----- RECORD EXTRACTS
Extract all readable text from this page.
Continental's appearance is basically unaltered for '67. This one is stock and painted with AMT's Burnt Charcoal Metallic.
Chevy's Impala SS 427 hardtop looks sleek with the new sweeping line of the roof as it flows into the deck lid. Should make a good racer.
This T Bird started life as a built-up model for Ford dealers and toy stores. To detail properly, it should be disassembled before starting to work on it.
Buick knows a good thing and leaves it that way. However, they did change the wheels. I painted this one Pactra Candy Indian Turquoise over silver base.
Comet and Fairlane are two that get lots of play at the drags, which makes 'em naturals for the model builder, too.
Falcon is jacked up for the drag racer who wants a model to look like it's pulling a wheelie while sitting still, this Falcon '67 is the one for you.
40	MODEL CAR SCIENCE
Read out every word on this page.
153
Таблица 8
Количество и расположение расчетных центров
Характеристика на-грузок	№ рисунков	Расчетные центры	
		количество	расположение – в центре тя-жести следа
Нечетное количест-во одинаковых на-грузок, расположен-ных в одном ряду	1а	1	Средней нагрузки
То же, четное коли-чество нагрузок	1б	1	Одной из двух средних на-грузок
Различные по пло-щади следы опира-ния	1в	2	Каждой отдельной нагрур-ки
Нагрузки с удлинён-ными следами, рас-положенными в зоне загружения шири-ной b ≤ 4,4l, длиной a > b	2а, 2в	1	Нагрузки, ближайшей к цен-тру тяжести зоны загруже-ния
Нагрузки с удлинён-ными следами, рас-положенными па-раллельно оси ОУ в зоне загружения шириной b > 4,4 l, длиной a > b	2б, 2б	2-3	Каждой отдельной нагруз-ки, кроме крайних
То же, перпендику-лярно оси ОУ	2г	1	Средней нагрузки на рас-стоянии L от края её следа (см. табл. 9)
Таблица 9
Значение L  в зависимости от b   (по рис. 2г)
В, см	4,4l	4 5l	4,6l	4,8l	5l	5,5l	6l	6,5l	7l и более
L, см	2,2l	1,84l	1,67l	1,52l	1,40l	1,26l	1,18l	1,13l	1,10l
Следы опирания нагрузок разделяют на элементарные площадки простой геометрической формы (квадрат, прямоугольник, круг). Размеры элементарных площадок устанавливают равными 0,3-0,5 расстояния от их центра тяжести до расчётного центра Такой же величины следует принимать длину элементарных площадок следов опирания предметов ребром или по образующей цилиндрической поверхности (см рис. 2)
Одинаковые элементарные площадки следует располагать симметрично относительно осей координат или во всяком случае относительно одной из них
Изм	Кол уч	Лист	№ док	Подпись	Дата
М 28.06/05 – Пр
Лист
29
----------
WHAT IS REQUIRED
Type the material above out again, exactly.

FULL RESPONSE
Extract all readable text from this page.
Continental's appearance is basically unaltered for '67. This one is stock and painted with AMT's Burnt Charcoal Metallic.
Chevy's Impala SS 427 hardtop looks sleek with the new sweeping line of the roof as it flows into the deck lid. Should make a good racer.
This T Bird started life as a built-up model for Ford dealers and toy stores. To detail properly, it should be disassembled before starting to work on it.
Buick knows a good thing and leaves it that way. However, they did change the wheels. I painted this one Pactra Candy Indian Turquoise over silver base.
Comet and Fairlane are two that get lots of play at the drags, which makes 'em naturals for the model builder, too.
Falcon is jacked up for the drag racer who wants a model to look like it's pulling a wheelie while sitting still, this Falcon '67 is the one for you.
40	MODEL CAR SCIENCE
Read out every word on this page.
153
Таблица 8
Количество и расположение расчетных центров
Характеристика на-грузок	№ рисунков	Расчетные центры	
		количество	расположение – в центре тя-жести следа
Нечетное количест-во одинаковых на-грузок, расположен-ных в одном ряду	1а	1	Средней нагрузки
То же, четное коли-чество нагрузок	1б	1	Одной из двух средних на-грузок
Различные по пло-щади следы опира-ния	1в	2	Каждой отдельной нагрур-ки
Нагрузки с удлинён-ными следами, рас-положенными в зоне загружения шири-ной b ≤ 4,4l, длиной a > b	2а, 2в	1	Нагрузки, ближайшей к цен-тру тяжести зоны загруже-ния
Нагрузки с удлинён-ными следами, рас-положенными па-раллельно оси ОУ в зоне загружения шириной b > 4,4 l, длиной a > b	2б, 2б	2-3	Каждой отдельной нагруз-ки, кроме крайних
То же, перпендику-лярно оси ОУ	2г	1	Средней нагрузки на рас-стоянии L от края её следа (см. табл. 9)
Таблица 9
Значение L  в зависимости от b   (по рис. 2г)
В, см	4,4l	4 5l	4,6l	4,8l	5l	5,5l	6l	6,5l	7l и более
L, см	2,2l	1,84l	1,67l	1,52l	1,40l	1,26l	1,18l	1,13l	1,10l
Следы опирания нагрузок разделяют на элементарные площадки простой геометрической формы (квадрат, прямоугольник, круг). Размеры элементарных площадок устанавливают равными 0,3-0,5 расстояния от их центра тяжести до расчётного центра Такой же величины следует принимать длину элементарных площадок следов опирания предметов ребром или по образующей цилиндрической поверхности (см рис. 2)
Одинаковые элементарные площадки следует располагать симметрично относительно осей координат или во всяком случае относительно одной из них
Изм	Кол уч	Лист	№ док	Подпись	Дата
М 28.06/05 – Пр
Лист
29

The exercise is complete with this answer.